WHAT YOU HAVE TO DO :: Would you transcribe the listing that follows, character for character, and omit its images?

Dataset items
--- BEGIN ---

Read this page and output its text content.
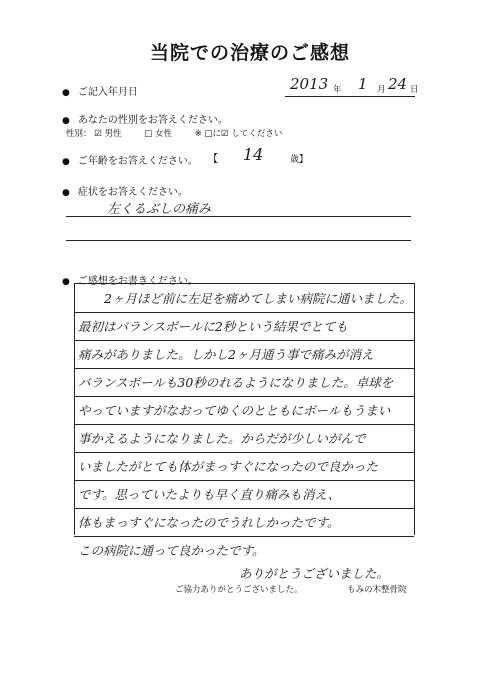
当院での治療のご感想
● ご記入年月日	2013 年 1 月 24 日
● あなたの性別をお答えください。
性別： ☑ 男性	□ 女性	※ □に☑ してください
● ご年齢をお答えください。 【 14	歳】
● 症状をお答えください。
左くるぶしの痛み
● ご感想をお書きください。
2ヶ月ほど前に左足を痛めてしまい病院に通いました。
最初はバランスボールに2秒という結果でとても
痛みがありました。しかし2ヶ月通う事で痛みが消え
バランスボールも30秒のれるようになりました。卓球を
やっていますがなおってゆくのとともにボールもうまい
事かえるようになりました。からだが少しいがんで
いましたがとても体がまっすぐになったので良かった
です。思っていたよりも早く直り痛みも消え、
体もまっすぐになったのでうれしかったです。
この病院に通って良かったです。
ありがとうございました。
ご協力ありがとうございました。	もみの木整骨院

--- END ---

RESULT OF THIS EXERCISE ::
Read this page and output its text content.
当院での治療のご感想
● ご記入年月日	2013 年 1 月 24 日
● あなたの性別をお答えください。
性別： ☑ 男性	□ 女性	※ □に☑ してください
● ご年齢をお答えください。 【 14	歳】
● 症状をお答えください。
左くるぶしの痛み
● ご感想をお書きください。
2ヶ月ほど前に左足を痛めてしまい病院に通いました。
最初はバランスボールに2秒という結果でとても
痛みがありました。しかし2ヶ月通う事で痛みが消え
バランスボールも30秒のれるようになりました。卓球を
やっていますがなおってゆくのとともにボールもうまい
事かえるようになりました。からだが少しいがんで
いましたがとても体がまっすぐになったので良かった
です。思っていたよりも早く直り痛みも消え、
体もまっすぐになったのでうれしかったです。
この病院に通って良かったです。
ありがとうございました。
ご協力ありがとうございました。	もみの木整骨院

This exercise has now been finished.